Start of TEXT SECTION

Integration & Deployment: In current Windows 11 builds (as of early 2025), Administrator Protection is an optional feature that is disabled by default (to avoid surprising users). Administrators can enable it using the LocalPoliciesSecurityOptions CSP, preferably using a Settings Catalog policy in Intune or through another MDM tool that supports the CSP. It can also be enabled via the Windows Security app UI on the Account Protection page. Enabling it requires a reboot to take effect. It is available on all editions of Windows 11 (Home, Pro, Enterprise, etc.) for broad adoption. This means even non-corporate (home) users who are local admins can benefit by turning it on manually through Windows Security. Enterprises can enable it on managed machines via Intune policy or Group Policy across their fleet.

One thing to note is that when Administrator Protection is enabled, the traditional UAC settings are basically overridden for admin accounts. In fact, this feature is essentially an augmentation of UAC’s Admin Approval Mode. In Windows, Admin Approval Mode is the mechanism by which admin accounts run with filtered tokens and get prompted. Previously, Admin Approval Mode used the standard UAC consent dialog. With this feature on, Admin Approval Mode instead uses the new WHfB-based prompt (considered part of Windows Security center) for approval. In effect, it replaces the UAC prompt with a more secure workflow. The underlying concept (ask the user before elevating) remains, but it’s executed with stronger guarantees.

Security Benefits and Differences from Earlier Windows

Windows 11’s Administrator Protection brings several important security benefits:

  • Eliminates “Always-On” Admin Rights: It treats Administrator accounts almost like standard accounts until the moment of need. This means that many malware techniques that assumed the user had an accessible admin token no longer work. For instance, some malware would simply prompt a user via fake UAC or invoke auto-elevating system processes; those would fail or be forced through a WHfB prompt that malware can’t satisfy.
  • Prevents Stealthy Elevation: The requirement for WHfB or credential input ensures no process can silently gain elevation without the user’s knowledge. Even if the user is an admin, they will always get an interactive prompt they must approve with a gesture or credential. This effectively blocks auto-elevation mechanisms that were previously allowed for certain trusted system components (which attackers sometimes exploited by hijacking those components). Microsoft specifically highlights that auto-elevating actions are removed – every elevation is explicit.
  • Hardens Against UAC Bypasses: Prior to this feature, UAC prompts (while useful) could be bypassed in some scenarios by advanced malware (for example, by injecting code into an approved process or manipulating certain system settings to fool a privileged program). Administrator Protection introduces an actual security boundary between non-elevated and elevated processes. The elevated process runs under a different user context (SMAA), so techniques like shatter attacks, DLL injection from the user context, or hooking user interface elements of the admin process are far less feasible. Microsoft describes UAC as a policy and not a security boundary, whereas Administrator Protection “creates a genuine security boundary between elevated and non-elevated contexts.” In other words, the system will treat any attempt by a standard process to interact with that isolated admin process as a cross-user security violation.

End of TEXT SECTION

▶ [TASK OBJECTIVE] Reproduce the Administrator Protection text above word for word, starting with "Integration & Deployment: In" and going on through "across their fleet.".

Start of RECORDS SUPPLIED

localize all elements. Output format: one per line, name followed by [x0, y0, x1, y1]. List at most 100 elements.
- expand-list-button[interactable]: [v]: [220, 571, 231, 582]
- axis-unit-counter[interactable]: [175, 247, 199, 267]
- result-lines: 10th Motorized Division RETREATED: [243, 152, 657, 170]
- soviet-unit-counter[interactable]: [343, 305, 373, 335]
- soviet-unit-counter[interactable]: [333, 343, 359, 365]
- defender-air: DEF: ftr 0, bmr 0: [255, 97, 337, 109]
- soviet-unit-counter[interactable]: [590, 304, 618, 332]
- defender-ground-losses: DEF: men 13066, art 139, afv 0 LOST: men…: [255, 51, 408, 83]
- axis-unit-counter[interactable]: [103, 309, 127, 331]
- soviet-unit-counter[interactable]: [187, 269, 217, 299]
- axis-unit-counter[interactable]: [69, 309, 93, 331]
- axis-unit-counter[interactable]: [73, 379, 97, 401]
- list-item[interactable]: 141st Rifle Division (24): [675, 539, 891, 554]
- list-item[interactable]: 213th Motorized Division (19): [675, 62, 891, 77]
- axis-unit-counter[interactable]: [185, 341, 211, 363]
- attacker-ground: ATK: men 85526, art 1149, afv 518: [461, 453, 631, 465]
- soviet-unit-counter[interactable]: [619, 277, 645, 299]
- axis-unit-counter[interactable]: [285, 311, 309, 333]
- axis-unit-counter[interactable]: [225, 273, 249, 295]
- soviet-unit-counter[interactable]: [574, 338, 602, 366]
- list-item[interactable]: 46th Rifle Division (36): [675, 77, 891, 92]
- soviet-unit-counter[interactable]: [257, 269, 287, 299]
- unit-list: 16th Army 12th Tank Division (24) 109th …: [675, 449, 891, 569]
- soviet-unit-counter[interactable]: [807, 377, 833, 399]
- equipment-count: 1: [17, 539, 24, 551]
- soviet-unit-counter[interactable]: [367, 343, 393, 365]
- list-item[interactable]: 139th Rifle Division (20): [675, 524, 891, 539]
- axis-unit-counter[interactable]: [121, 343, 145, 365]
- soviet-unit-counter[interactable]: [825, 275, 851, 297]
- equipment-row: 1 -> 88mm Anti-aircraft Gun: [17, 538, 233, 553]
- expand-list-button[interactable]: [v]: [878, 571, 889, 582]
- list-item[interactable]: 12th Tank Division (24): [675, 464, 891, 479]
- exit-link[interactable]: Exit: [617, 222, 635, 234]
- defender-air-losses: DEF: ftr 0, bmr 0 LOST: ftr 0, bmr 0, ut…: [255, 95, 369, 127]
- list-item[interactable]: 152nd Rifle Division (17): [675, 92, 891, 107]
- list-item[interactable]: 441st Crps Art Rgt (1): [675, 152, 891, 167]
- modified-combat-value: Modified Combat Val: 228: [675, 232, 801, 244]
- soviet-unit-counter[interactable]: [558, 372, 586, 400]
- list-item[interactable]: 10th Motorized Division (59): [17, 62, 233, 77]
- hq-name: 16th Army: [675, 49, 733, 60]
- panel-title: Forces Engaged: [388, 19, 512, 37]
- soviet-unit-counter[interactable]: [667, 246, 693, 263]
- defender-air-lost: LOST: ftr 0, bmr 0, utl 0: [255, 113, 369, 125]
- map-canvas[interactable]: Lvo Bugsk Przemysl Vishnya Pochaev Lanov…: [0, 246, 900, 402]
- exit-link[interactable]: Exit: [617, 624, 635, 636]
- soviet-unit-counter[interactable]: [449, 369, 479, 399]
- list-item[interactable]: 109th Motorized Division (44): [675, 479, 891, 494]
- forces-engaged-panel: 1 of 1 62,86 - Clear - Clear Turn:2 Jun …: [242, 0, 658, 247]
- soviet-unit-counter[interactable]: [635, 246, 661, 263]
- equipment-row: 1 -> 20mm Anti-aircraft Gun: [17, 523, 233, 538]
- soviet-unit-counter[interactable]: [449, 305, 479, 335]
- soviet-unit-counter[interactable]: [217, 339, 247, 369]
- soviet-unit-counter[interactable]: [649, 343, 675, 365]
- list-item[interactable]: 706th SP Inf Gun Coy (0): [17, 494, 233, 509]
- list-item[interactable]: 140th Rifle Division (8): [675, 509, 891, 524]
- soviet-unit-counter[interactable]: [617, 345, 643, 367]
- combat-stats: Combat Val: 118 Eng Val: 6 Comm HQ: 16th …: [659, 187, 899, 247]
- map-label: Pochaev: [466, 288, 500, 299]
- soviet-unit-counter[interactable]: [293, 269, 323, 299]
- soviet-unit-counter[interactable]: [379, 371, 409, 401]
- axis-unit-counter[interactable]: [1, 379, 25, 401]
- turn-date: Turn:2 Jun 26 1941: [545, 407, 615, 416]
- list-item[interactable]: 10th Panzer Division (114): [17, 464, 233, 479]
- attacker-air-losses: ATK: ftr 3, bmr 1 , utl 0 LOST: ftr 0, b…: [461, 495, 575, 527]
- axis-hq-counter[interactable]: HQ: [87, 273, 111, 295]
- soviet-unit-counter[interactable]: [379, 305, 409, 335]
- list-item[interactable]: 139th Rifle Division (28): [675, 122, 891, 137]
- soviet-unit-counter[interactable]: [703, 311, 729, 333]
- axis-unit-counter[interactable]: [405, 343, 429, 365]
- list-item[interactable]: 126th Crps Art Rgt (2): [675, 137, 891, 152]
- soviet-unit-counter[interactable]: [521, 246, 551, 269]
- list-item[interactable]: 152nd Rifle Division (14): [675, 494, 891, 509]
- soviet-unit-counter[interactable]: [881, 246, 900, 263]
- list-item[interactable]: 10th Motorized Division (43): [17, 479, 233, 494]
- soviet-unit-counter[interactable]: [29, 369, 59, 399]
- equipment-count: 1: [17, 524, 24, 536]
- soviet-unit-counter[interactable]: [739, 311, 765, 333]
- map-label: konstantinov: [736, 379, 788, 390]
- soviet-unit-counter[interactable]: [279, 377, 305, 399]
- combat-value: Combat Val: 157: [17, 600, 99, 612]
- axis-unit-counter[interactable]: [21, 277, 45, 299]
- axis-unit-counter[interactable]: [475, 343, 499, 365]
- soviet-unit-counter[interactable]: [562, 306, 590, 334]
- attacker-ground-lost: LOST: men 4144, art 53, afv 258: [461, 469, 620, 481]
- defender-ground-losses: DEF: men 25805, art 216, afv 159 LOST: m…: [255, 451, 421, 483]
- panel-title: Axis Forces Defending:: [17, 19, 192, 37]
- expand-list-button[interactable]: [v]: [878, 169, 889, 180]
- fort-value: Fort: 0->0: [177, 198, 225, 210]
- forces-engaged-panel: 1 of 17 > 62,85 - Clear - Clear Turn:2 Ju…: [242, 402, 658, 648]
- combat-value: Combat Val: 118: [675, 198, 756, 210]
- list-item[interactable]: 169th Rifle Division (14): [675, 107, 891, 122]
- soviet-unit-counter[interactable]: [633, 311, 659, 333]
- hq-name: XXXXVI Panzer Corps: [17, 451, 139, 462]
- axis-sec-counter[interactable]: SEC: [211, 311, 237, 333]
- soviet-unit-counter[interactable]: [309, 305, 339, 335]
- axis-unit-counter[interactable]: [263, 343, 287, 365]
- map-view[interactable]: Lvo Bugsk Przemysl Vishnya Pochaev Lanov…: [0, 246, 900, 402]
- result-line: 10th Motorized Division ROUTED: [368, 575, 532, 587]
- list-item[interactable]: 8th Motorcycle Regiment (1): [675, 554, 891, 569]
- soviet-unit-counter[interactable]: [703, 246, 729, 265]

End of RECORDS SUPPLIED

▶ [WRITTEN ANSWER]
Integration & Deployment: In current Windows 11 builds (as of early 2025), Administrator Protection is an optional feature that is disabled by default (to avoid surprising users). Administrators can enable it using the LocalPoliciesSecurityOptions CSP, preferably using a Settings Catalog policy in Intune or through another MDM tool that supports the CSP. It can also be enabled via the Windows Security app UI on the Account Protection page. Enabling it requires a reboot to take effect. It is available on all editions of Windows 11 (Home, Pro, Enterprise, etc.) for broad adoption. This means even non-corporate (home) users who are local admins can benefit by turning it on manually through Windows Security. Enterprises can enable it on managed machines via Intune policy or Group Policy across their fleet.